### Aim of the exercise
Pull out every line with the word "text".

Recorded data:
__________

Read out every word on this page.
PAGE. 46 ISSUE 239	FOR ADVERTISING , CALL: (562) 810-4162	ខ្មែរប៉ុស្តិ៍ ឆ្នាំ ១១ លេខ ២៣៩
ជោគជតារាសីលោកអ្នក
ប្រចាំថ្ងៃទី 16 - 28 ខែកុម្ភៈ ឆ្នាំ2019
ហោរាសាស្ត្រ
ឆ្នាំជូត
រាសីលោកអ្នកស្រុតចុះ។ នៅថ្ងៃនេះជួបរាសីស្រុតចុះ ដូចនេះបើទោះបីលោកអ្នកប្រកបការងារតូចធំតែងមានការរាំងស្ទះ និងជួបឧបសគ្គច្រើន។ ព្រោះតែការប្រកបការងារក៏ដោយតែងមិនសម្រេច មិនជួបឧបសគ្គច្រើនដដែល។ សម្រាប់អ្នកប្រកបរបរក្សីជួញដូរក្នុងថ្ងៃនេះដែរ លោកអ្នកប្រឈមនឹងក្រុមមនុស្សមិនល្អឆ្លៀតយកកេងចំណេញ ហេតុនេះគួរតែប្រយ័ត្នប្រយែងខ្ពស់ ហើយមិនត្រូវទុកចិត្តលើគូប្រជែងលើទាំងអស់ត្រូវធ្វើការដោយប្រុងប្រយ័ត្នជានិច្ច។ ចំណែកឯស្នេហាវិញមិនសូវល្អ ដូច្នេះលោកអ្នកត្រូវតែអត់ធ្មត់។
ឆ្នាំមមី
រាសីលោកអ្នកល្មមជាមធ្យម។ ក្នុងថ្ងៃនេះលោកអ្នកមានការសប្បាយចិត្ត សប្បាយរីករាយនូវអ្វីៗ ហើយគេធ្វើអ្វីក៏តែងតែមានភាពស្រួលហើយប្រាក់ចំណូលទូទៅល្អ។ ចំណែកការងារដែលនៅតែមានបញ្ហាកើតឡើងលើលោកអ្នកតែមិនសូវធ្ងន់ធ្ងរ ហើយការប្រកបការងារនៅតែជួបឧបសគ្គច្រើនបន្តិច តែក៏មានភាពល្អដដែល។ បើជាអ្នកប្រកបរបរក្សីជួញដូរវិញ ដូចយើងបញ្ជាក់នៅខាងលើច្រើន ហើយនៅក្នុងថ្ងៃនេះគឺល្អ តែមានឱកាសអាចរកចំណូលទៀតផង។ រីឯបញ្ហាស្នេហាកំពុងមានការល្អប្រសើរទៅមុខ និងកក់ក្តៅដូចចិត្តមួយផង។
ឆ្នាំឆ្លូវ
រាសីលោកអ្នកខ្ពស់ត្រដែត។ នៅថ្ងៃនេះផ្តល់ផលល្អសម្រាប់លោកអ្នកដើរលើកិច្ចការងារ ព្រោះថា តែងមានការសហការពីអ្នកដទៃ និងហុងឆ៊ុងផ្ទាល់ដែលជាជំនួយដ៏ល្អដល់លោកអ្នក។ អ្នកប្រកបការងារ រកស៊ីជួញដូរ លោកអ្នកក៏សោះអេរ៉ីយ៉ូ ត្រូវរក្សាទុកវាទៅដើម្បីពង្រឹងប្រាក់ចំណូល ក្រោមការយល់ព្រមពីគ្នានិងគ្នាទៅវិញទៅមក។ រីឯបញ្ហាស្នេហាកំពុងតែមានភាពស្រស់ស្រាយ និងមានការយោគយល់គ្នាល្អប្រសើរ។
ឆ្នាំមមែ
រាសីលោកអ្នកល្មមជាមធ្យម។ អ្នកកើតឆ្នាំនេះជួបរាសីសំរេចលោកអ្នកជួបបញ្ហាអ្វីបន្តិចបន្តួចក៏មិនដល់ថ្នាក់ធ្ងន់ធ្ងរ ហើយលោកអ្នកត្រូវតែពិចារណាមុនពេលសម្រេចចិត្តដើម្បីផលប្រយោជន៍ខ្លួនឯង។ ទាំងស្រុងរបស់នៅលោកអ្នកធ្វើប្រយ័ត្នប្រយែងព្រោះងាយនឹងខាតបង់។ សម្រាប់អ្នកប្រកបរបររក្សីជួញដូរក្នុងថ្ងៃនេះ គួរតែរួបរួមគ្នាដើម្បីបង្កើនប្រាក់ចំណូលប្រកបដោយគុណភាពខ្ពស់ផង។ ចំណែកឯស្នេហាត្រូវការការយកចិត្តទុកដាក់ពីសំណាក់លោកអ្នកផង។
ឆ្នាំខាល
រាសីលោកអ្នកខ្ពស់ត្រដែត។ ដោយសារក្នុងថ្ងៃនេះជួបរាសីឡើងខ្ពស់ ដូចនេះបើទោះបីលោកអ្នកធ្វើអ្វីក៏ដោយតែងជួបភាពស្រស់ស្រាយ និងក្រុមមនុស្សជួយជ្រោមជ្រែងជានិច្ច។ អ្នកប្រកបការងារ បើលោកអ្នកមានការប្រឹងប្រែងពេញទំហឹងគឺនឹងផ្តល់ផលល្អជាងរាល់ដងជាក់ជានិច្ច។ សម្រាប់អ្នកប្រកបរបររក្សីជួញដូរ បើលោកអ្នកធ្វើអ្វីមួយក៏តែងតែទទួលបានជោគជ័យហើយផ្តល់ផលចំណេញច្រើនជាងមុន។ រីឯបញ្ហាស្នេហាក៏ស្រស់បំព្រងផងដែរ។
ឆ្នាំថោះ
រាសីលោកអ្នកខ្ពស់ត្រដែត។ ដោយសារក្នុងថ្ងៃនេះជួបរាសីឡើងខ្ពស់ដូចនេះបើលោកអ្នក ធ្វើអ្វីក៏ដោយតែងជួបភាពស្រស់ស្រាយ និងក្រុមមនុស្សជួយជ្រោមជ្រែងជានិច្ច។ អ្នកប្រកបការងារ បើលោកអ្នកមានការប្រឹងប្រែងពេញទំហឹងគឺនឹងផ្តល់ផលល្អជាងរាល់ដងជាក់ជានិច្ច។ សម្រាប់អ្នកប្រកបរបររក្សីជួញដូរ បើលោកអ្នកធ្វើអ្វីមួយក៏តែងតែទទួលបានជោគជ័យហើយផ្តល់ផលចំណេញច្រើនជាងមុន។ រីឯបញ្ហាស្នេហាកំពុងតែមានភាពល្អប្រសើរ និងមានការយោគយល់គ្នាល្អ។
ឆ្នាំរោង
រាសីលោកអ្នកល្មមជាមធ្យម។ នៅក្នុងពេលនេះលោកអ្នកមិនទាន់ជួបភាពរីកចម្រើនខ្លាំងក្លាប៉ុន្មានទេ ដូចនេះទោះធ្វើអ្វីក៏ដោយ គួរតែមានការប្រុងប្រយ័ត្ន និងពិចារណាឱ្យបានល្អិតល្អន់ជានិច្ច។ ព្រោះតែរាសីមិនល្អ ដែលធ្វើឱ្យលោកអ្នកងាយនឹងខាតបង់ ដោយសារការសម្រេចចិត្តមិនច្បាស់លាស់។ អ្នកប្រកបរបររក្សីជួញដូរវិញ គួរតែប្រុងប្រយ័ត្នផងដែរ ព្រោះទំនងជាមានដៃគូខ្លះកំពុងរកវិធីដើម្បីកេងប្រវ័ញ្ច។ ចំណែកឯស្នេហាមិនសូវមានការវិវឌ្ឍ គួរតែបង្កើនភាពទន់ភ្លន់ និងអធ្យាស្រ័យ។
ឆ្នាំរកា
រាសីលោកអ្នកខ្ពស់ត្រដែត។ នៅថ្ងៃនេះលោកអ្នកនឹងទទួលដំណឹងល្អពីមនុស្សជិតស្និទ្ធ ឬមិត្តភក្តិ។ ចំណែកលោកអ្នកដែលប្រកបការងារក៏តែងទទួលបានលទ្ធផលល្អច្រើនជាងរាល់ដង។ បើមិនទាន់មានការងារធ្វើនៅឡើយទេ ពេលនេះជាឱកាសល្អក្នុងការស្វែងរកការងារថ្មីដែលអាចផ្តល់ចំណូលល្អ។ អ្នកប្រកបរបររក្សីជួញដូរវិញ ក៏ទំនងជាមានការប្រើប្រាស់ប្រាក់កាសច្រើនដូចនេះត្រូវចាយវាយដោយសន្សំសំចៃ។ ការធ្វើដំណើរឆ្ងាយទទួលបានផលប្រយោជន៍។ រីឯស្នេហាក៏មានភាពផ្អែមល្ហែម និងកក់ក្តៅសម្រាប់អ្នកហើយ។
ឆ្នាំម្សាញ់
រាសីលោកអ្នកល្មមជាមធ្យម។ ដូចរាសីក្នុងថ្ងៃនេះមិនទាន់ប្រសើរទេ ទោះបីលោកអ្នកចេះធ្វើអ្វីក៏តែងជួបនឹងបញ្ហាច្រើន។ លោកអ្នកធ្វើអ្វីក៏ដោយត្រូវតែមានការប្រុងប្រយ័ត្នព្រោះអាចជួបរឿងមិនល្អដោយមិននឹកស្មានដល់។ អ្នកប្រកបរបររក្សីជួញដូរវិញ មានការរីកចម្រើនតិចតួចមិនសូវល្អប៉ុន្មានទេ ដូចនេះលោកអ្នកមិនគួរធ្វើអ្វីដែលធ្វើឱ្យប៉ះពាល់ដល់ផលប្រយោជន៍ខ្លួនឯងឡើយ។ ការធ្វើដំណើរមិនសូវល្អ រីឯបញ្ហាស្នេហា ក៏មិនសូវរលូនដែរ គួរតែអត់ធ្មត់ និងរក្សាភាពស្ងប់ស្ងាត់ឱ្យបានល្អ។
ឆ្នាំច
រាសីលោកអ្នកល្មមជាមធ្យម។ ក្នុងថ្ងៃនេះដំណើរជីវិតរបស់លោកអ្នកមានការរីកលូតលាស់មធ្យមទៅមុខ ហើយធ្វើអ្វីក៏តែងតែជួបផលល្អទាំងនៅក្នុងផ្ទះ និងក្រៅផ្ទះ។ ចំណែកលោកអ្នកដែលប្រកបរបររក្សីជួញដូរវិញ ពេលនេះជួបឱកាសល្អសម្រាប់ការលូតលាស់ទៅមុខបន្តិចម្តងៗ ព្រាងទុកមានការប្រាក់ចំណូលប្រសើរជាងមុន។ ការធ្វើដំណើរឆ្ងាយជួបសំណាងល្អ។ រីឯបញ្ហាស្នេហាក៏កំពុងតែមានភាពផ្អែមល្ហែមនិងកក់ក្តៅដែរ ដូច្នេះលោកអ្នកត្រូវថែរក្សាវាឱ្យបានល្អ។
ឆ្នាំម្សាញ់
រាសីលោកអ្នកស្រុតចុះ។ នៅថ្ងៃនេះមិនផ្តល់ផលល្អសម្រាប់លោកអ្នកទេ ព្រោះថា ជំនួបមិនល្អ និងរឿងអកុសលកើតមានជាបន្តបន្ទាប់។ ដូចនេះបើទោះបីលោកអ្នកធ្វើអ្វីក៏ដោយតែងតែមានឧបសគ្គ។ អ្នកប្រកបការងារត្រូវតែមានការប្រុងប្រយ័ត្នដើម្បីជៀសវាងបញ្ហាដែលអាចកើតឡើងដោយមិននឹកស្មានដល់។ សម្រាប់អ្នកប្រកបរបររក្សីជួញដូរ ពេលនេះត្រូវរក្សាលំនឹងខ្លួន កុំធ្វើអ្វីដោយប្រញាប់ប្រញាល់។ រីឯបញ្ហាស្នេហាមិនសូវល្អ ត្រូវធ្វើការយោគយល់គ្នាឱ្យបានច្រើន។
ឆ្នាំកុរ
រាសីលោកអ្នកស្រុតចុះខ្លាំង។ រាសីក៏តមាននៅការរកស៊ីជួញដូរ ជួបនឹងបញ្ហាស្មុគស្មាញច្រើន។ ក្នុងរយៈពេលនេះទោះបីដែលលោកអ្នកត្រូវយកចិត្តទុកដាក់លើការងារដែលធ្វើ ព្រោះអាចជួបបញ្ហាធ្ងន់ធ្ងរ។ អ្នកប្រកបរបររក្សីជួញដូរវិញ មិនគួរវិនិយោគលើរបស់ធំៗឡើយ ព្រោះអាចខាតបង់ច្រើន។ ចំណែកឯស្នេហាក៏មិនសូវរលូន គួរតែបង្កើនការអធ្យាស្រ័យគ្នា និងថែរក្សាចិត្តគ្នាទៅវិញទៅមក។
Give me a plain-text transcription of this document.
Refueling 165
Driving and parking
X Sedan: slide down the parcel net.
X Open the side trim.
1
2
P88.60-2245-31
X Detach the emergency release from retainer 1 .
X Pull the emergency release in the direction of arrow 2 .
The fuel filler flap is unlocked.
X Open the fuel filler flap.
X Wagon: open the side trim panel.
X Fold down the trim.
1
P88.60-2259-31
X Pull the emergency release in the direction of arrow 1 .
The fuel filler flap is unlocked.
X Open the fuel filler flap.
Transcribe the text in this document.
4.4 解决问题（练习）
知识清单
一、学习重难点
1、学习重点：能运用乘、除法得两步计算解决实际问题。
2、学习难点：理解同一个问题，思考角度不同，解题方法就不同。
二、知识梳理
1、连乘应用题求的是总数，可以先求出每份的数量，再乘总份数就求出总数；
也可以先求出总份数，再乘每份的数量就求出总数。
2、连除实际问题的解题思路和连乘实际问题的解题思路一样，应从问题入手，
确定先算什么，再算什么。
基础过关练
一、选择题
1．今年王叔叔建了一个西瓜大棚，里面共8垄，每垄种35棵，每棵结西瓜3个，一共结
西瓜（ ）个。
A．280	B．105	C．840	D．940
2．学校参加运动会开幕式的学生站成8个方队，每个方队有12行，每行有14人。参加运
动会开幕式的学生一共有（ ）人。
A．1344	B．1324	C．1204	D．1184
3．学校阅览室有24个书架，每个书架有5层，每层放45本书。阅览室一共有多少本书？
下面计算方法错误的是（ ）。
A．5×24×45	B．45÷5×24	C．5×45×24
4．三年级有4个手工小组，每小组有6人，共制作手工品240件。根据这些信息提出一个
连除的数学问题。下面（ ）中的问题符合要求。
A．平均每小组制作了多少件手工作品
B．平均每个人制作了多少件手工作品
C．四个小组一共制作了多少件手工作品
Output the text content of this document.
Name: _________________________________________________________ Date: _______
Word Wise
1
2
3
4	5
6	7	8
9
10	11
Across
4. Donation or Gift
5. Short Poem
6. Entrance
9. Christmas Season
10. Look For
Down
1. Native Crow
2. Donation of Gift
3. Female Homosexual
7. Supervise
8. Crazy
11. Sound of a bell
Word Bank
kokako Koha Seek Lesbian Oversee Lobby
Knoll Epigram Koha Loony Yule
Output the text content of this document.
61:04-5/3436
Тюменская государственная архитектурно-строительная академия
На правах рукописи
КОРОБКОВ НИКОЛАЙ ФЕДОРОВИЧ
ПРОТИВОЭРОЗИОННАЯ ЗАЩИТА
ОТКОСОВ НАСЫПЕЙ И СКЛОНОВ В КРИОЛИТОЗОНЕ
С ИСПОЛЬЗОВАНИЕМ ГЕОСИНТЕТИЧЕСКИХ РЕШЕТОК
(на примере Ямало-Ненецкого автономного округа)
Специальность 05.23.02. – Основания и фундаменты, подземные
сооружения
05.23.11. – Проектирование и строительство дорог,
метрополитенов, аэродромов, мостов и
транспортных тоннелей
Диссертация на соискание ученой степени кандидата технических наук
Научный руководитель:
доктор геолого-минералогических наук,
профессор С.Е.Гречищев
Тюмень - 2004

__________

### Result
Give me a plain-text transcription of this document.
Transcribe the text in this document.
Output the text content of this document.
Output the text content of this document.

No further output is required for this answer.